■ What needs to be done:
Without the images, print all the entries below exactly as given.

━━━━━ Records for this task ━━━━━

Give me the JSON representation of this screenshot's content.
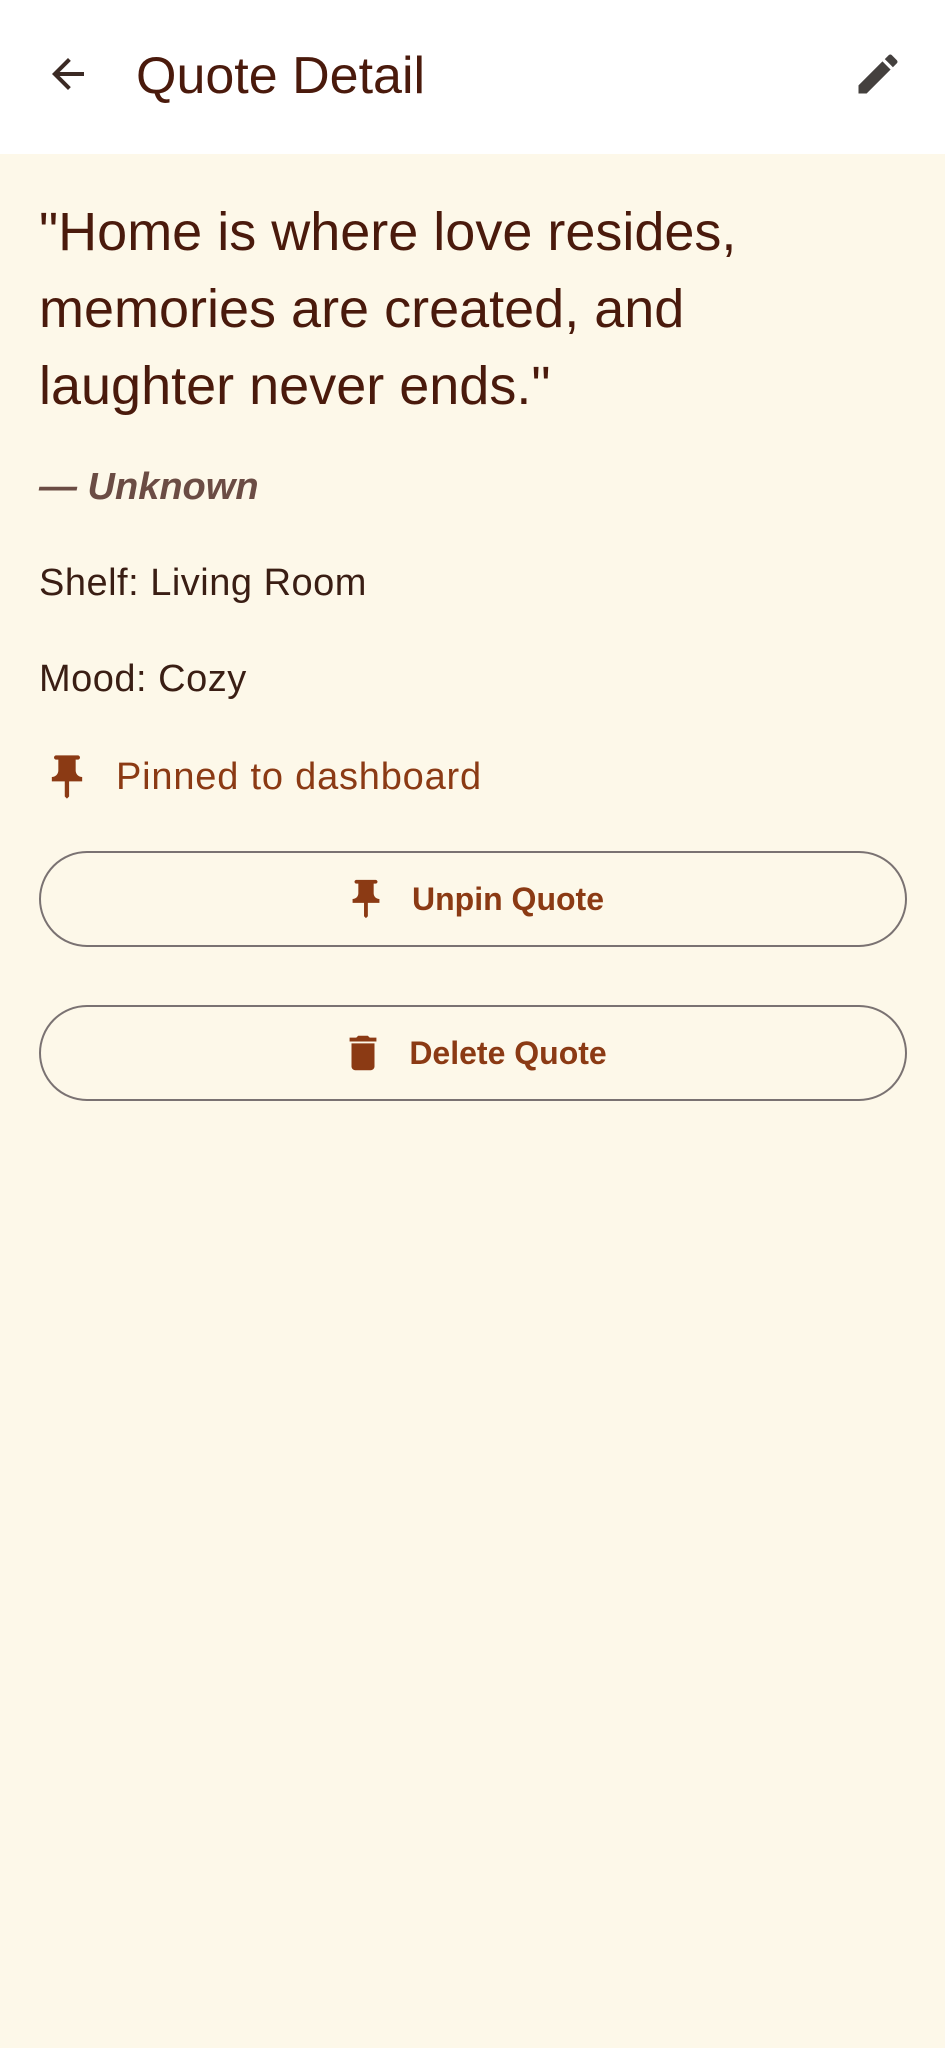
{
  "app_bar": {
    "title": "Quote Detail",
    "back_icon": "arrow-left-icon",
    "edit_icon": "pencil-icon"
  },
  "quote": {
    "text": "\"Home is where love resides, memories are created, and laughter never ends.\"",
    "author": "— Unknown",
    "shelf": "Shelf: Living Room",
    "mood": "Mood: Cozy",
    "pinned_status": "Pinned to dashboard"
  },
  "actions": {
    "unpin_label": "Unpin Quote",
    "delete_label": "Delete Quote"
  },
  "colors": {
    "background": "#FDF8E9",
    "app_bar": "#FFFFFF",
    "primary_text": "#4A1A0C",
    "accent": "#8B3A14",
    "outline": "#7A7272"
  }
}
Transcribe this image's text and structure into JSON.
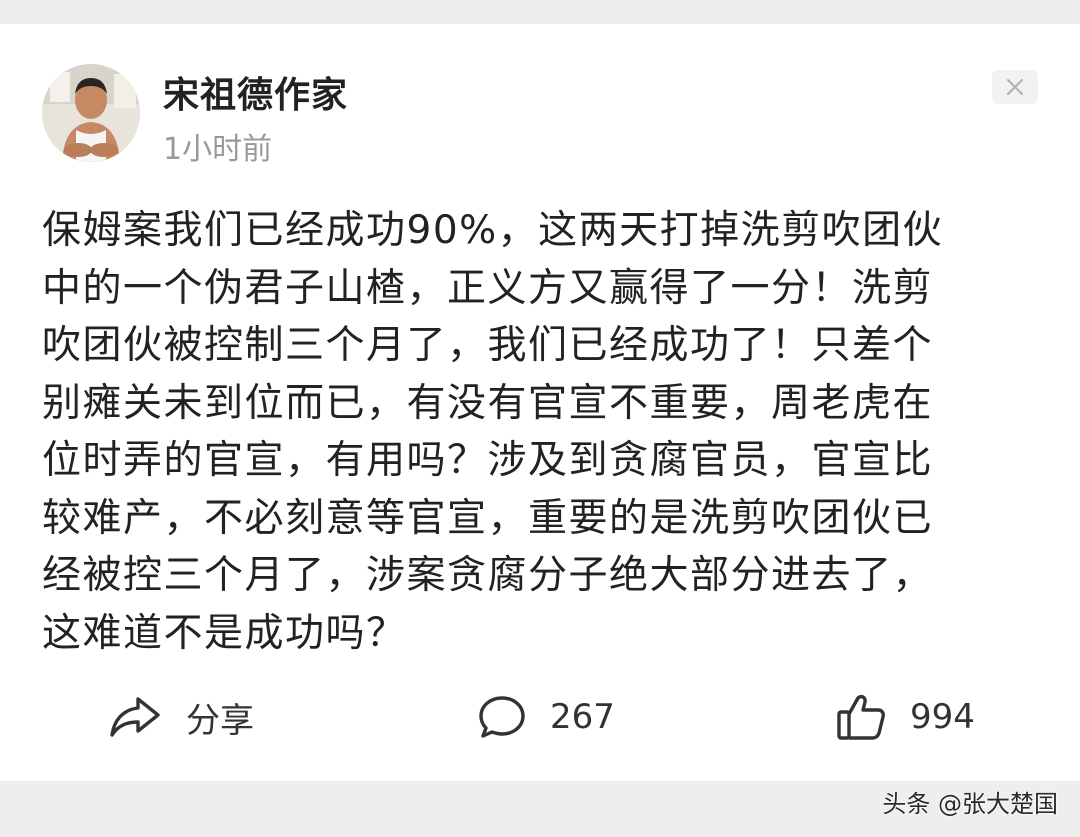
{
  "post": {
    "author": "宋祖德作家",
    "time": "1小时前",
    "text": "保姆案我们已经成功90%，这两天打掉洗剪吹团伙\n中的一个伪君子山楂，正义方又赢得了一分！洗剪\n吹团伙被控制三个月了，我们已经成功了！只差个\n别瘫关未到位而已，有没有官宣不重要，周老虎在\n位时弄的官宣，有用吗？涉及到贪腐官员，官宣比\n较难产，不必刻意等官宣，重要的是洗剪吹团伙已\n经被控三个月了，涉案贪腐分子绝大部分进去了，\n这难道不是成功吗？"
  },
  "actions": {
    "share_label": "分享",
    "comment_count": "267",
    "like_count": "994"
  },
  "icons": {
    "close": "close-icon",
    "share": "share-icon",
    "comment": "comment-icon",
    "like": "thumbs-up-icon"
  },
  "watermark": "头条 @张大楚国"
}
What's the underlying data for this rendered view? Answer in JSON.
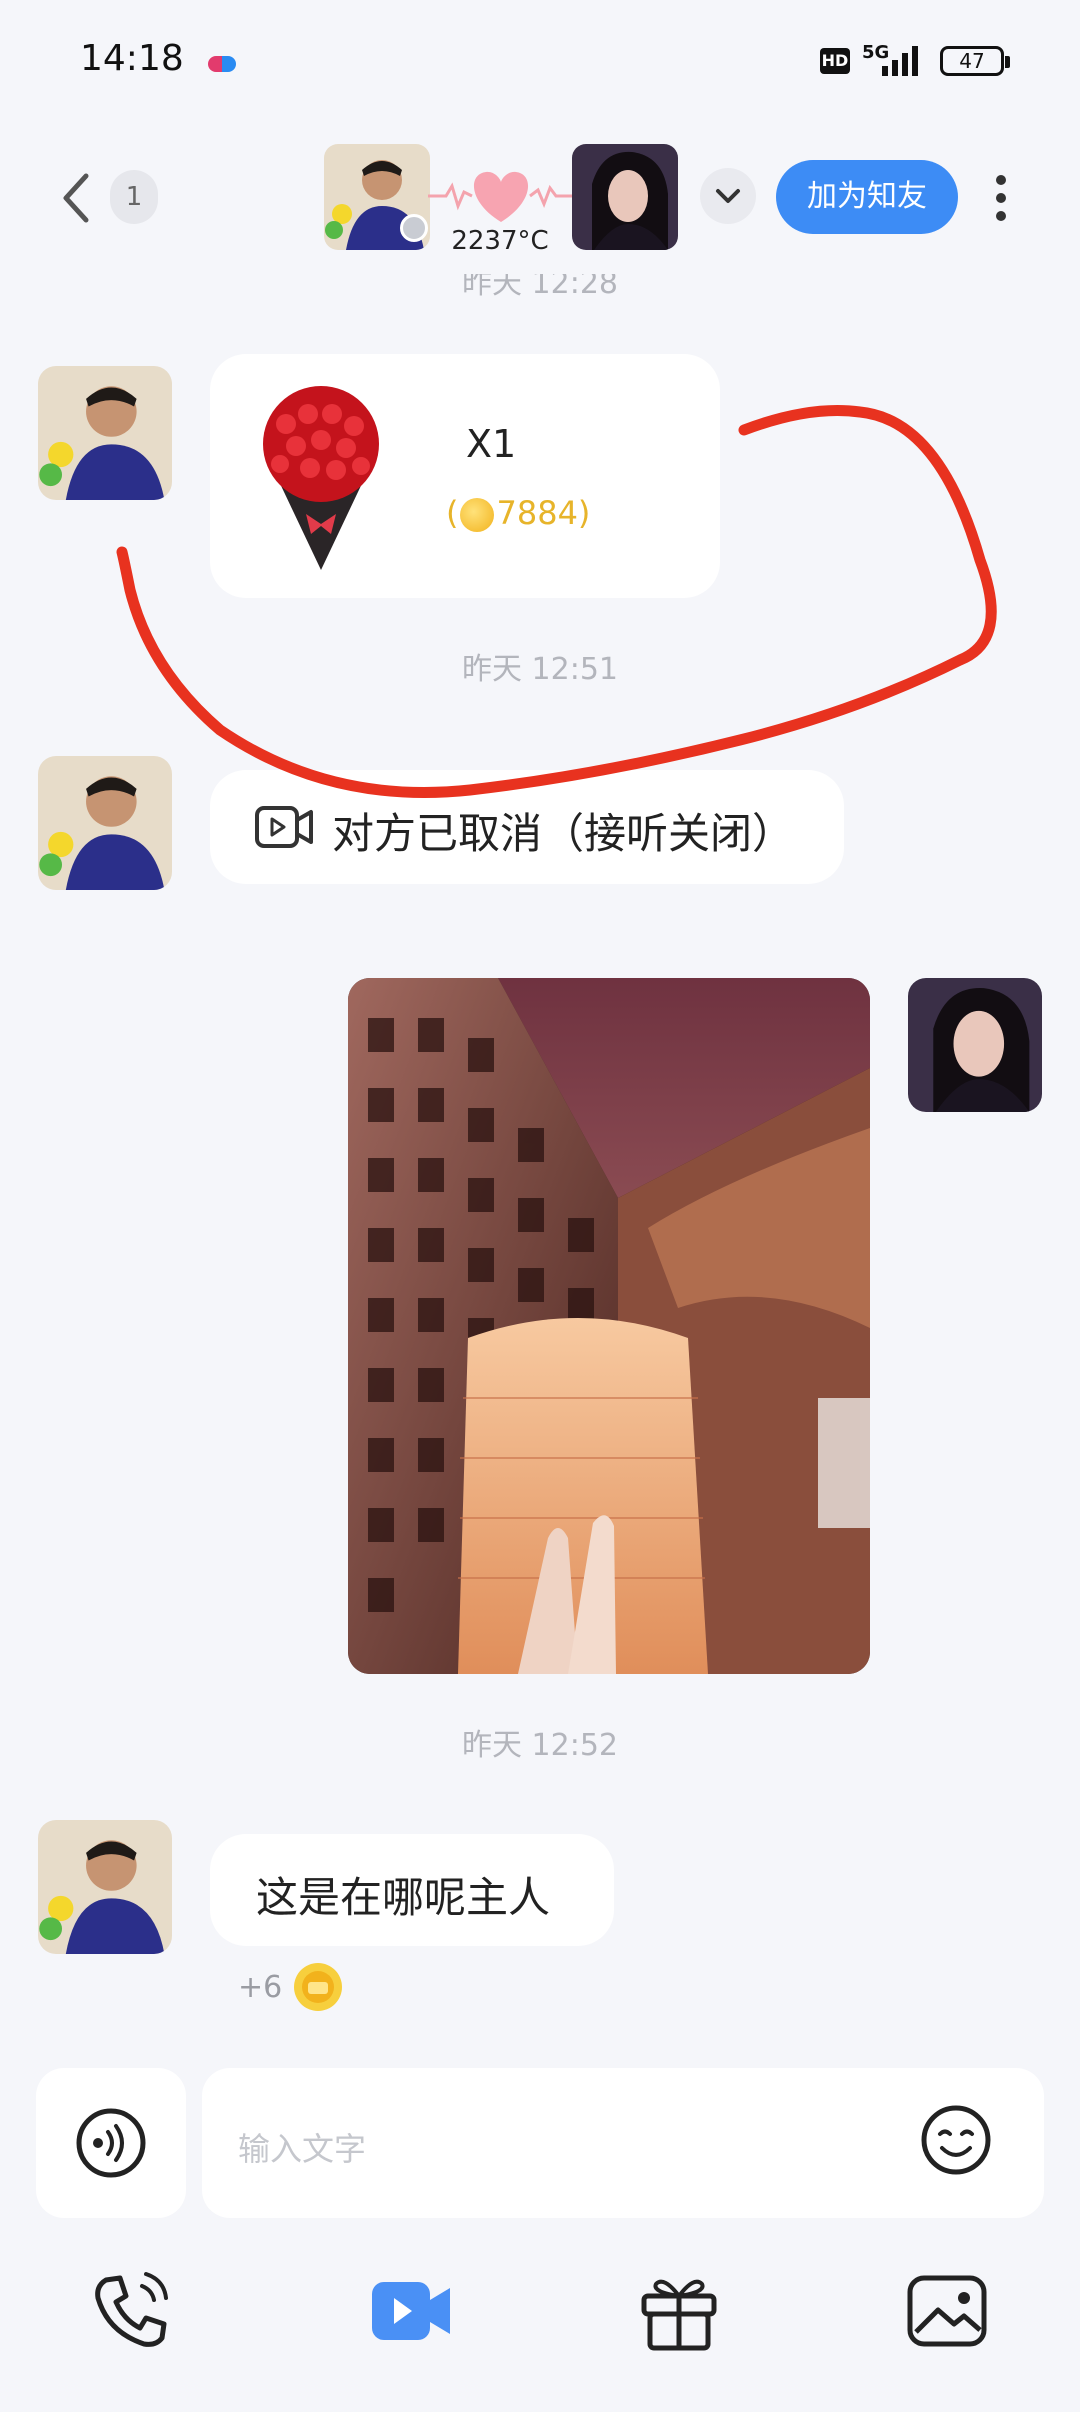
{
  "status_bar": {
    "time": "14:18",
    "hd": "HD",
    "network": "5G",
    "battery": "47"
  },
  "header": {
    "unread_count": "1",
    "temperature": "2237°C",
    "add_friend_label": "加为知友"
  },
  "messages": {
    "top_time_partial": "昨天 12:28",
    "gift": {
      "count": "X1",
      "coins": "7884"
    },
    "time_1": "昨天 12:51",
    "call_status": "对方已取消（接听关闭）",
    "time_2": "昨天 12:52",
    "text_message": "这是在哪呢主人",
    "reward": "+6"
  },
  "input": {
    "placeholder": "输入文字"
  },
  "colors": {
    "accent": "#3d8cf5",
    "coin": "#e7b42a",
    "annotation": "#e8321f"
  }
}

━━━━━

■ Solution to the exercise:
Give me the JSON representation of this screenshot's content.
{
  "app_bar": {
    "title": "Quote Detail",
    "back_icon": "arrow-left-icon",
    "edit_icon": "pencil-icon"
  },
  "quote": {
    "text": "\"Home is where love resides, memories are created, and laughter never ends.\"",
    "author": "— Unknown",
    "shelf": "Shelf: Living Room",
    "mood": "Mood: Cozy",
    "pinned_status": "Pinned to dashboard"
  },
  "actions": {
    "unpin_label": "Unpin Quote",
    "delete_label": "Delete Quote"
  },
  "colors": {
    "background": "#FDF8E9",
    "app_bar": "#FFFFFF",
    "primary_text": "#4A1A0C",
    "accent": "#8B3A14",
    "outline": "#7A7272"
  }
}
Transcribe this image's text and structure into JSON.
{
  "post": {
    "author": "宋祖德作家",
    "time": "1小时前",
    "text": "保姆案我们已经成功90%，这两天打掉洗剪吹团伙\n中的一个伪君子山楂，正义方又赢得了一分！洗剪\n吹团伙被控制三个月了，我们已经成功了！只差个\n别瘫关未到位而已，有没有官宣不重要，周老虎在\n位时弄的官宣，有用吗？涉及到贪腐官员，官宣比\n较难产，不必刻意等官宣，重要的是洗剪吹团伙已\n经被控三个月了，涉案贪腐分子绝大部分进去了，\n这难道不是成功吗？"
  },
  "actions": {
    "share_label": "分享",
    "comment_count": "267",
    "like_count": "994"
  },
  "icons": {
    "close": "close-icon",
    "share": "share-icon",
    "comment": "comment-icon",
    "like": "thumbs-up-icon"
  },
  "watermark": "头条 @张大楚国"
}
What's the underlying data for this rendered view? Answer in JSON.
{
  "status_bar": {
    "time": "14:18",
    "hd": "HD",
    "network": "5G",
    "battery": "47"
  },
  "header": {
    "unread_count": "1",
    "temperature": "2237°C",
    "add_friend_label": "加为知友"
  },
  "messages": {
    "top_time_partial": "昨天 12:28",
    "gift": {
      "count": "X1",
      "coins": "7884"
    },
    "time_1": "昨天 12:51",
    "call_status": "对方已取消（接听关闭）",
    "time_2": "昨天 12:52",
    "text_message": "这是在哪呢主人",
    "reward": "+6"
  },
  "input": {
    "placeholder": "输入文字"
  },
  "colors": {
    "accent": "#3d8cf5",
    "coin": "#e7b42a",
    "annotation": "#e8321f"
  }
}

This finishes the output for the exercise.